THE DATA Block Start
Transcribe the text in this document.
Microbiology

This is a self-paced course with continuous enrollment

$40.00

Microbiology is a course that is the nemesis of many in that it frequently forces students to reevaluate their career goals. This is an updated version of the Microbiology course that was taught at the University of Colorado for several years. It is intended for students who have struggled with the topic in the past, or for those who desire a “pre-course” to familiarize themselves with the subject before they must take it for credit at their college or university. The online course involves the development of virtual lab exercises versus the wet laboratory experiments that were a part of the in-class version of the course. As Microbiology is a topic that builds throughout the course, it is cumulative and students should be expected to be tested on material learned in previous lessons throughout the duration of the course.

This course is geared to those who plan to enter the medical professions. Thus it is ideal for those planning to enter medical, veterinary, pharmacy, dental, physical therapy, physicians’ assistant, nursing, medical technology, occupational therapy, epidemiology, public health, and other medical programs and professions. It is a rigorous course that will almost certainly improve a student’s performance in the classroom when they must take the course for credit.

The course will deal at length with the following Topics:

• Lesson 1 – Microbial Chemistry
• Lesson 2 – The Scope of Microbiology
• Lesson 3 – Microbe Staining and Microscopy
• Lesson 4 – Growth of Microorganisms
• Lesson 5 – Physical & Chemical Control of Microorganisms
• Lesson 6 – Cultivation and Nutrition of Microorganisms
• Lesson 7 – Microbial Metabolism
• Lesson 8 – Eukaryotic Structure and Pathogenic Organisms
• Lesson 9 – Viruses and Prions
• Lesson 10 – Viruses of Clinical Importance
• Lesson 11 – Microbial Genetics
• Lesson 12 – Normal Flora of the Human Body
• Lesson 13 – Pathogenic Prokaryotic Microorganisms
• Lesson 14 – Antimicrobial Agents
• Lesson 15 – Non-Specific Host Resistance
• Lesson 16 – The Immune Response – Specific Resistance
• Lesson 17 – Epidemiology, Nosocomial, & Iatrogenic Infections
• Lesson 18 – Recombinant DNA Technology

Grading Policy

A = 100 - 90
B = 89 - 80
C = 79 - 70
THE DATA Block End
THE DATA Block Start
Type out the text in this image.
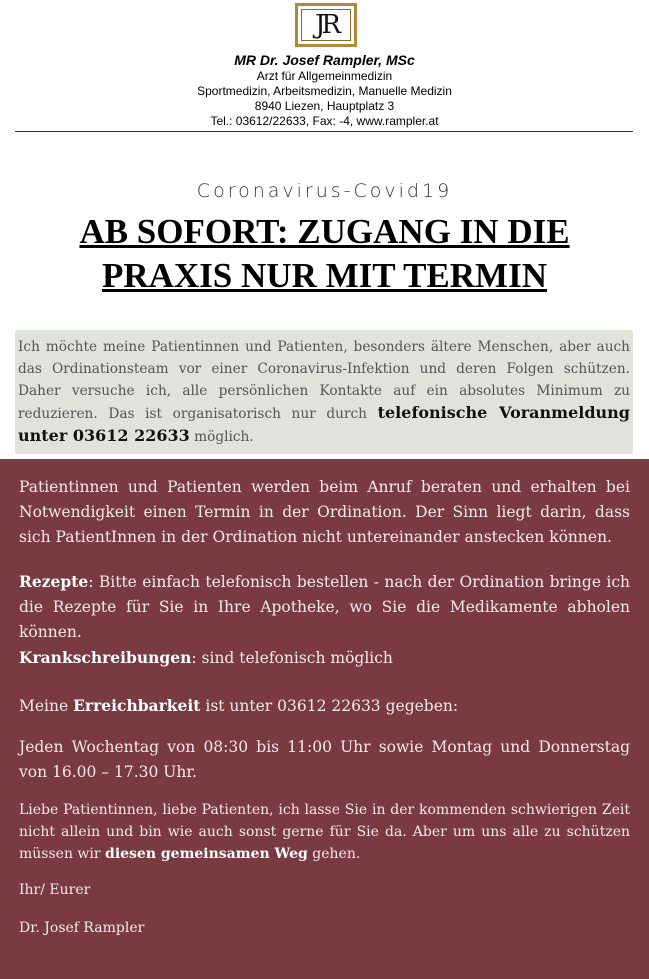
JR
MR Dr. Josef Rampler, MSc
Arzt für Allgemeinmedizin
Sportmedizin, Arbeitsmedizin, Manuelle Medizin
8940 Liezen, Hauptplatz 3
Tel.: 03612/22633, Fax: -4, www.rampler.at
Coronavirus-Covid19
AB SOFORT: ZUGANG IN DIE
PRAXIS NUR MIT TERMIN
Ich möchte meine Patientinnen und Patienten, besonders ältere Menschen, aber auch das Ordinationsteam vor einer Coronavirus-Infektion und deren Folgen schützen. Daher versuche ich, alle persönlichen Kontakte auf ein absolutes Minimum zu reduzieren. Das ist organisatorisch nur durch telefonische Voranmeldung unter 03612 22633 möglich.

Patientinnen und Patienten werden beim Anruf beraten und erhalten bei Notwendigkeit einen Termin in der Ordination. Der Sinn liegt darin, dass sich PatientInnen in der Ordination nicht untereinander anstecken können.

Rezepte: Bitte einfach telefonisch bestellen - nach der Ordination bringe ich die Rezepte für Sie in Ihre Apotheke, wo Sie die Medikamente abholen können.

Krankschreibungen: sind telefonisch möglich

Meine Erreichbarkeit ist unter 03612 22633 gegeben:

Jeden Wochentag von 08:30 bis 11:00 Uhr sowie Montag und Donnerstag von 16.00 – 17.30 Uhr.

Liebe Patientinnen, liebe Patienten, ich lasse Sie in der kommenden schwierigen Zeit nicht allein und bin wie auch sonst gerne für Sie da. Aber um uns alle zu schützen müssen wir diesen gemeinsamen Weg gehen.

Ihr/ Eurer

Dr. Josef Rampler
THE DATA Block End
### HOW TO COMPLETE THIS TASK:
Your response should be each line that includes the word "Resistance", copied from the records.

### TASK RESULT:
• Lesson 15 – Non-Specific Host Resistance
• Lesson 16 – The Immune Response – Specific Resistance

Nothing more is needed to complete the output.